━━ Data to use ━━
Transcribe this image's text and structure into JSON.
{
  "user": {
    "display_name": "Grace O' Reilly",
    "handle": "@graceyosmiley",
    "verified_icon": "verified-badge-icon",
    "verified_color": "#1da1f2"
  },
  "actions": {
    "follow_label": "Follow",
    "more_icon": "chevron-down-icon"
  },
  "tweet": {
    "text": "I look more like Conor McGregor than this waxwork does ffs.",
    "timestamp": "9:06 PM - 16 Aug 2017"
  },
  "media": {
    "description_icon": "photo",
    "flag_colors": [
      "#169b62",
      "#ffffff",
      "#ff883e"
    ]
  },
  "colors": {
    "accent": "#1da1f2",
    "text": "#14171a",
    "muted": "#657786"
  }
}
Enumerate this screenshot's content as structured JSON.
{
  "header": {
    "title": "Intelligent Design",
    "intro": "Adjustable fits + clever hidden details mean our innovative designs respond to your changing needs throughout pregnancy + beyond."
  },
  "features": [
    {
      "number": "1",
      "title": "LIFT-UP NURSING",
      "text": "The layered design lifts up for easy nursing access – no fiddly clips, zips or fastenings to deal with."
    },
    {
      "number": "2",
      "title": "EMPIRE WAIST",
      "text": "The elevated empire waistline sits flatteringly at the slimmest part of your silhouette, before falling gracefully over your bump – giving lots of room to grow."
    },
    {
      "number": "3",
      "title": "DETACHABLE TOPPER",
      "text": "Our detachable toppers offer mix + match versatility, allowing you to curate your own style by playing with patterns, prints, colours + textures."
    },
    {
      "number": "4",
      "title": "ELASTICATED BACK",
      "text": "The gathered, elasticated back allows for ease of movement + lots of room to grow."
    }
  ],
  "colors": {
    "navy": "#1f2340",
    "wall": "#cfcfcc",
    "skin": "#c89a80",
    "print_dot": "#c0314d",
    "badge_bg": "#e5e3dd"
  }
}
━━━
Short exercise:
Quote every entry exactly.

Response to the task:
Transcribe this image's text and structure into JSON.
{
  "user": {
    "display_name": "Grace O' Reilly",
    "handle": "@graceyosmiley",
    "verified_icon": "verified-badge-icon",
    "verified_color": "#1da1f2"
  },
  "actions": {
    "follow_label": "Follow",
    "more_icon": "chevron-down-icon"
  },
  "tweet": {
    "text": "I look more like Conor McGregor than this waxwork does ffs.",
    "timestamp": "9:06 PM - 16 Aug 2017"
  },
  "media": {
    "description_icon": "photo",
    "flag_colors": [
      "#169b62",
      "#ffffff",
      "#ff883e"
    ]
  },
  "colors": {
    "accent": "#1da1f2",
    "text": "#14171a",
    "muted": "#657786"
  }
}
Enumerate this screenshot's content as structured JSON.
{
  "header": {
    "title": "Intelligent Design",
    "intro": "Adjustable fits + clever hidden details mean our innovative designs respond to your changing needs throughout pregnancy + beyond."
  },
  "features": [
    {
      "number": "1",
      "title": "LIFT-UP NURSING",
      "text": "The layered design lifts up for easy nursing access – no fiddly clips, zips or fastenings to deal with."
    },
    {
      "number": "2",
      "title": "EMPIRE WAIST",
      "text": "The elevated empire waistline sits flatteringly at the slimmest part of your silhouette, before falling gracefully over your bump – giving lots of room to grow."
    },
    {
      "number": "3",
      "title": "DETACHABLE TOPPER",
      "text": "Our detachable toppers offer mix + match versatility, allowing you to curate your own style by playing with patterns, prints, colours + textures."
    },
    {
      "number": "4",
      "title": "ELASTICATED BACK",
      "text": "The gathered, elasticated back allows for ease of movement + lots of room to grow."
    }
  ],
  "colors": {
    "navy": "#1f2340",
    "wall": "#cfcfcc",
    "skin": "#c89a80",
    "print_dot": "#c0314d",
    "badge_bg": "#e5e3dd"
  }
}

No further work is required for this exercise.